* **EXERCISE AIM**: The answer is a single number: how many lines hold the string "this".
──────────
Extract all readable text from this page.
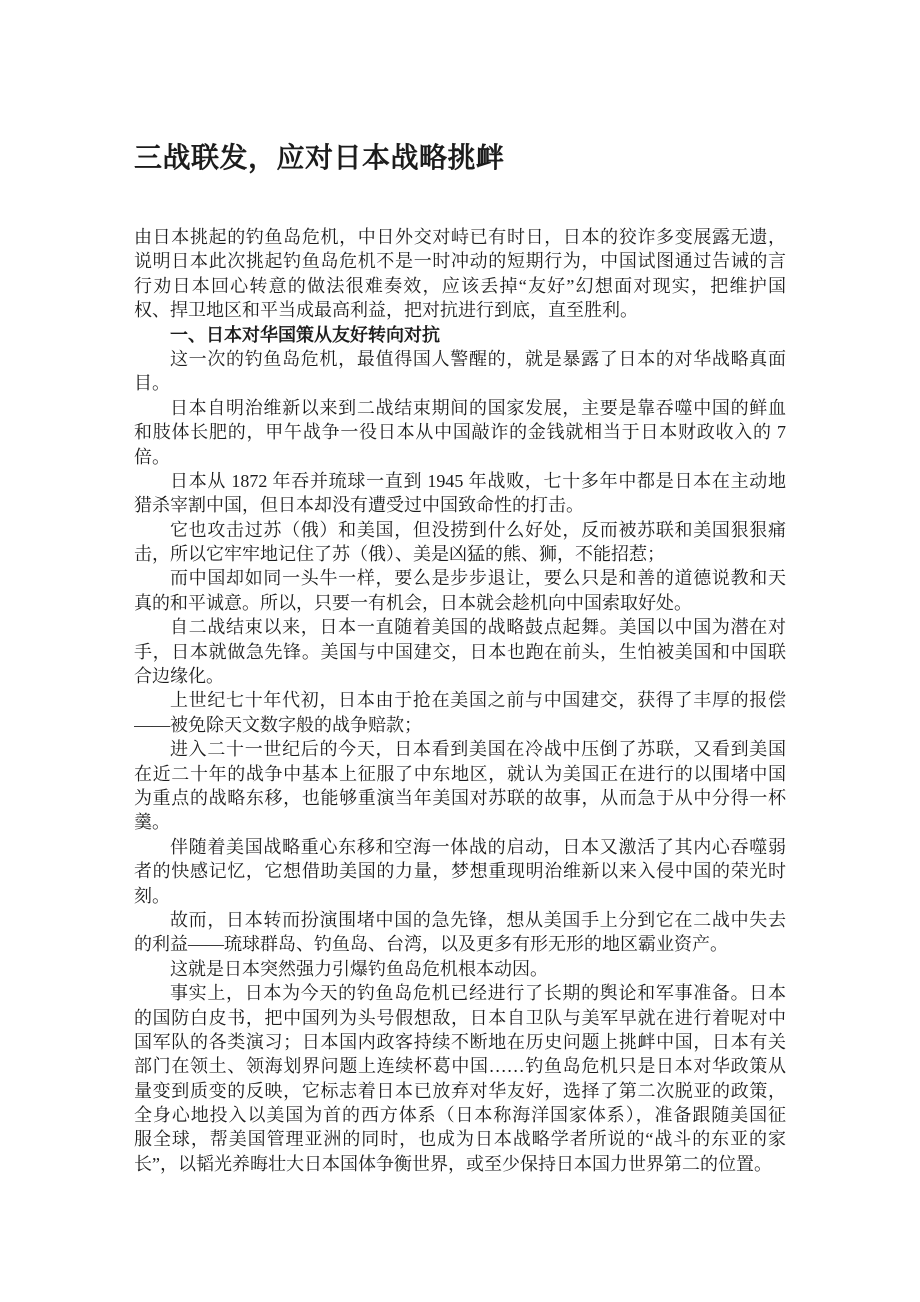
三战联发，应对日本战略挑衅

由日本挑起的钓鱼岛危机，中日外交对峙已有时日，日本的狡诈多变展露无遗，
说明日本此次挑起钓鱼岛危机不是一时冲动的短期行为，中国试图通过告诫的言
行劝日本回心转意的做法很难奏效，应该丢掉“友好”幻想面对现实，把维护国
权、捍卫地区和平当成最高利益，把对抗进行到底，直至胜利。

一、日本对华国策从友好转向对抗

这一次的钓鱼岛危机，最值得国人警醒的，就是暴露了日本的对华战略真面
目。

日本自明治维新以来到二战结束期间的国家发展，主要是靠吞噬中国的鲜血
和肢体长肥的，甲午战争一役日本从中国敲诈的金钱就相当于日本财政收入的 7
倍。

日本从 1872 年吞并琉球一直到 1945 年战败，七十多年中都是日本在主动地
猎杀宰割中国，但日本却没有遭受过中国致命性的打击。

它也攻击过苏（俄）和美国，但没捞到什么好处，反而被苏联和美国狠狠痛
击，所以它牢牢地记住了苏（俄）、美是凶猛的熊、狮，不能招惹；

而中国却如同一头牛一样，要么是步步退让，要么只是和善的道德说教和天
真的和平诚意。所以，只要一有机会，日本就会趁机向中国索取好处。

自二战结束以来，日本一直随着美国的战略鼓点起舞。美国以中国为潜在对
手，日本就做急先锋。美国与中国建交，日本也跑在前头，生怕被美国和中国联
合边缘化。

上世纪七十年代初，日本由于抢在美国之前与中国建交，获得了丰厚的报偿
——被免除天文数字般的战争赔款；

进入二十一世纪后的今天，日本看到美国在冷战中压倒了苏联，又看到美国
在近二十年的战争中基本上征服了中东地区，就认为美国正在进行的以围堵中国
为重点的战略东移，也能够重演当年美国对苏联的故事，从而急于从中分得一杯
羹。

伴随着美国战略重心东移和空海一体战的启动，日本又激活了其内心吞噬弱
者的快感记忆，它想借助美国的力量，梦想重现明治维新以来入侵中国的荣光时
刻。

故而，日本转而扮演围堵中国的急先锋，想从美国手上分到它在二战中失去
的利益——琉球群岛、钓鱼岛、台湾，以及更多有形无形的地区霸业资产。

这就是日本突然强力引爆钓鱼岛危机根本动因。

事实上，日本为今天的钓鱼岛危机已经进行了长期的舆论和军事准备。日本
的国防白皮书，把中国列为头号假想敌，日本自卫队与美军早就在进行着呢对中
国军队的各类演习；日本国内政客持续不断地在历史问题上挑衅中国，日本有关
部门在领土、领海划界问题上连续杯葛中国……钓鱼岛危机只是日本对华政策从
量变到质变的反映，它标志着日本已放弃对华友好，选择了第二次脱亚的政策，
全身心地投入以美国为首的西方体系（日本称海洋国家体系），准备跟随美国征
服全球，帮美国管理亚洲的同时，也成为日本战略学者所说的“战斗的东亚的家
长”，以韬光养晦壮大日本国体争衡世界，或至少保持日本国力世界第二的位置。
──────────
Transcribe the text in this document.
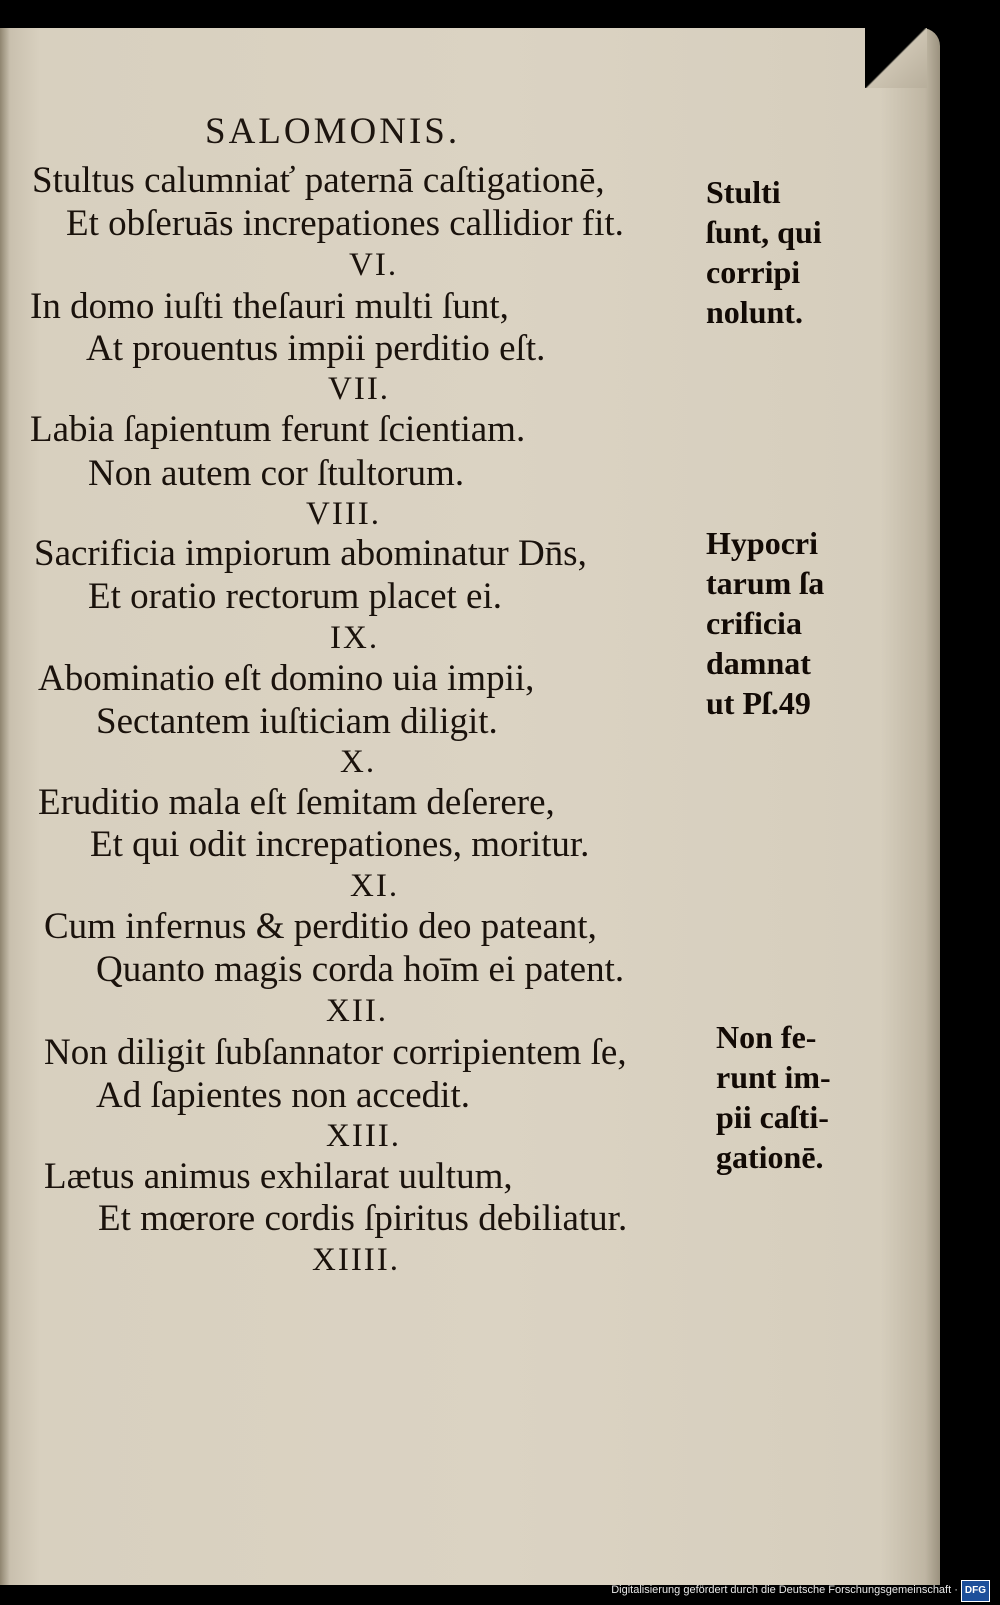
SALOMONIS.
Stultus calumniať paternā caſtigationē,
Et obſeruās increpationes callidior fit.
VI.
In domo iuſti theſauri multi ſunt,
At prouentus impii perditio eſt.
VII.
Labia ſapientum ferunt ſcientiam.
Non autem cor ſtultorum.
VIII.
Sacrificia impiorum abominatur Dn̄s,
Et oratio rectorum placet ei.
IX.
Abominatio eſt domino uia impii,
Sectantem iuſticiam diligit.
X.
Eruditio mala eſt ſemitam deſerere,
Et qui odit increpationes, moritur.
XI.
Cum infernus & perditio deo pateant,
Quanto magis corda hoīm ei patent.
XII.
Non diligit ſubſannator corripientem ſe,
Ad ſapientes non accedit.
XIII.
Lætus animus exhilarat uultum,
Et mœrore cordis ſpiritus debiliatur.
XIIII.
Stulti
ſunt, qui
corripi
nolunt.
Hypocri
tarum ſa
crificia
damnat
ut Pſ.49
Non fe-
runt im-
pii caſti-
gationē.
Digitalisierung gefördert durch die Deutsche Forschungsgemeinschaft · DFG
──────────
* **ANSWER TO THE EXERCISE**: 2